Part of a data file
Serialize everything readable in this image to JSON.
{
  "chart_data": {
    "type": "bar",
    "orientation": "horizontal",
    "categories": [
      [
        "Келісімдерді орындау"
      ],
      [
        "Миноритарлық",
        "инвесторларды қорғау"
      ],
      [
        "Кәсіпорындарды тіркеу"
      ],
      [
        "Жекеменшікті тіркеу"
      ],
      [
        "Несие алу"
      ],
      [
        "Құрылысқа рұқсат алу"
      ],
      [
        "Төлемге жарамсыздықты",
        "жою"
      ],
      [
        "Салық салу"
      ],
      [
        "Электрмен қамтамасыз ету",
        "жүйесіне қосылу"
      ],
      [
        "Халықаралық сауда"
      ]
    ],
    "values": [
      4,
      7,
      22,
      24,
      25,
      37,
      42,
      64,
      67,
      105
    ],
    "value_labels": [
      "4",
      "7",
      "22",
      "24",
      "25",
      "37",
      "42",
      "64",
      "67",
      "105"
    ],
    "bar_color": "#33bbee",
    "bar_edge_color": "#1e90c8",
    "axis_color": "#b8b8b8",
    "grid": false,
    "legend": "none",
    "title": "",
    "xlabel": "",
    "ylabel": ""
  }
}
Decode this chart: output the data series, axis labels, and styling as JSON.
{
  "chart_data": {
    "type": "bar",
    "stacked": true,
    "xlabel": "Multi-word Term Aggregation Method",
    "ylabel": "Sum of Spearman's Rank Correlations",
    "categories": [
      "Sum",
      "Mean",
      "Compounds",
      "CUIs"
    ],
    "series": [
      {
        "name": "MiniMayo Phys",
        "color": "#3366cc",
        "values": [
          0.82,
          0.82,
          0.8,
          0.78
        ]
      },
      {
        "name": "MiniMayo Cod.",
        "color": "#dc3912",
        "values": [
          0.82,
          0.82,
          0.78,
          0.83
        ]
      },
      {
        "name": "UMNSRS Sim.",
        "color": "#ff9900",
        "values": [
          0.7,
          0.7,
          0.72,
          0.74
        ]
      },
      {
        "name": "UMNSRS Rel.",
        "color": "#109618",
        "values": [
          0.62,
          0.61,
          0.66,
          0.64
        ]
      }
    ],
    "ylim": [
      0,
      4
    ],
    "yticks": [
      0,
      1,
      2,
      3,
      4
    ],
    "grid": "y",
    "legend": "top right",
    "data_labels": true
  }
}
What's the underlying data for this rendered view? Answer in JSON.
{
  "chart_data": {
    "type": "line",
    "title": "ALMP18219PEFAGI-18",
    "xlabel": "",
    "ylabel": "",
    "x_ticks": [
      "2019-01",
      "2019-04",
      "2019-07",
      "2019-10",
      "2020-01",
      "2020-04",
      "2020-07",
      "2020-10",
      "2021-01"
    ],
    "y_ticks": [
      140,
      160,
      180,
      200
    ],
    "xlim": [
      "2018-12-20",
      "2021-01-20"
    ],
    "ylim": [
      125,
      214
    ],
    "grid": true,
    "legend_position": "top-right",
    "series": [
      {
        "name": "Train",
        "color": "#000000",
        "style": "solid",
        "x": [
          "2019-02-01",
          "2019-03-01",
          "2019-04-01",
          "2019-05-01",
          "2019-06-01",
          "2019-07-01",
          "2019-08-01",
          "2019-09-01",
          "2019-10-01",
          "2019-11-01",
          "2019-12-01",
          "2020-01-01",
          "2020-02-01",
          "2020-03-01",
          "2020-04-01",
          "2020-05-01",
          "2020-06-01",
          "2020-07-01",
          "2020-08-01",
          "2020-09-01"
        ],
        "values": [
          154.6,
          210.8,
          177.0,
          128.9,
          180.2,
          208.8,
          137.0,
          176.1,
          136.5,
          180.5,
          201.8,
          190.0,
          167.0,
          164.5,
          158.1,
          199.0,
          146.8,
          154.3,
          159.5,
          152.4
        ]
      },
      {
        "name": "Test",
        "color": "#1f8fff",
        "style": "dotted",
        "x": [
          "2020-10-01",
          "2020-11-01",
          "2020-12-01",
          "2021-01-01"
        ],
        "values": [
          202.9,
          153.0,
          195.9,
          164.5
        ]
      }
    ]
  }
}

__Exercise details__:
Retype every record above exactly as written.

__Exercise answer__:
Serialize everything readable in this image to JSON.
{
  "chart_data": {
    "type": "bar",
    "orientation": "horizontal",
    "categories": [
      [
        "Келісімдерді орындау"
      ],
      [
        "Миноритарлық",
        "инвесторларды қорғау"
      ],
      [
        "Кәсіпорындарды тіркеу"
      ],
      [
        "Жекеменшікті тіркеу"
      ],
      [
        "Несие алу"
      ],
      [
        "Құрылысқа рұқсат алу"
      ],
      [
        "Төлемге жарамсыздықты",
        "жою"
      ],
      [
        "Салық салу"
      ],
      [
        "Электрмен қамтамасыз ету",
        "жүйесіне қосылу"
      ],
      [
        "Халықаралық сауда"
      ]
    ],
    "values": [
      4,
      7,
      22,
      24,
      25,
      37,
      42,
      64,
      67,
      105
    ],
    "value_labels": [
      "4",
      "7",
      "22",
      "24",
      "25",
      "37",
      "42",
      "64",
      "67",
      "105"
    ],
    "bar_color": "#33bbee",
    "bar_edge_color": "#1e90c8",
    "axis_color": "#b8b8b8",
    "grid": false,
    "legend": "none",
    "title": "",
    "xlabel": "",
    "ylabel": ""
  }
}
Decode this chart: output the data series, axis labels, and styling as JSON.
{
  "chart_data": {
    "type": "bar",
    "stacked": true,
    "xlabel": "Multi-word Term Aggregation Method",
    "ylabel": "Sum of Spearman's Rank Correlations",
    "categories": [
      "Sum",
      "Mean",
      "Compounds",
      "CUIs"
    ],
    "series": [
      {
        "name": "MiniMayo Phys",
        "color": "#3366cc",
        "values": [
          0.82,
          0.82,
          0.8,
          0.78
        ]
      },
      {
        "name": "MiniMayo Cod.",
        "color": "#dc3912",
        "values": [
          0.82,
          0.82,
          0.78,
          0.83
        ]
      },
      {
        "name": "UMNSRS Sim.",
        "color": "#ff9900",
        "values": [
          0.7,
          0.7,
          0.72,
          0.74
        ]
      },
      {
        "name": "UMNSRS Rel.",
        "color": "#109618",
        "values": [
          0.62,
          0.61,
          0.66,
          0.64
        ]
      }
    ],
    "ylim": [
      0,
      4
    ],
    "yticks": [
      0,
      1,
      2,
      3,
      4
    ],
    "grid": "y",
    "legend": "top right",
    "data_labels": true
  }
}
What's the underlying data for this rendered view? Answer in JSON.
{
  "chart_data": {
    "type": "line",
    "title": "ALMP18219PEFAGI-18",
    "xlabel": "",
    "ylabel": "",
    "x_ticks": [
      "2019-01",
      "2019-04",
      "2019-07",
      "2019-10",
      "2020-01",
      "2020-04",
      "2020-07",
      "2020-10",
      "2021-01"
    ],
    "y_ticks": [
      140,
      160,
      180,
      200
    ],
    "xlim": [
      "2018-12-20",
      "2021-01-20"
    ],
    "ylim": [
      125,
      214
    ],
    "grid": true,
    "legend_position": "top-right",
    "series": [
      {
        "name": "Train",
        "color": "#000000",
        "style": "solid",
        "x": [
          "2019-02-01",
          "2019-03-01",
          "2019-04-01",
          "2019-05-01",
          "2019-06-01",
          "2019-07-01",
          "2019-08-01",
          "2019-09-01",
          "2019-10-01",
          "2019-11-01",
          "2019-12-01",
          "2020-01-01",
          "2020-02-01",
          "2020-03-01",
          "2020-04-01",
          "2020-05-01",
          "2020-06-01",
          "2020-07-01",
          "2020-08-01",
          "2020-09-01"
        ],
        "values": [
          154.6,
          210.8,
          177.0,
          128.9,
          180.2,
          208.8,
          137.0,
          176.1,
          136.5,
          180.5,
          201.8,
          190.0,
          167.0,
          164.5,
          158.1,
          199.0,
          146.8,
          154.3,
          159.5,
          152.4
        ]
      },
      {
        "name": "Test",
        "color": "#1f8fff",
        "style": "dotted",
        "x": [
          "2020-10-01",
          "2020-11-01",
          "2020-12-01",
          "2021-01-01"
        ],
        "values": [
          202.9,
          153.0,
          195.9,
          164.5
        ]
      }
    ]
  }
}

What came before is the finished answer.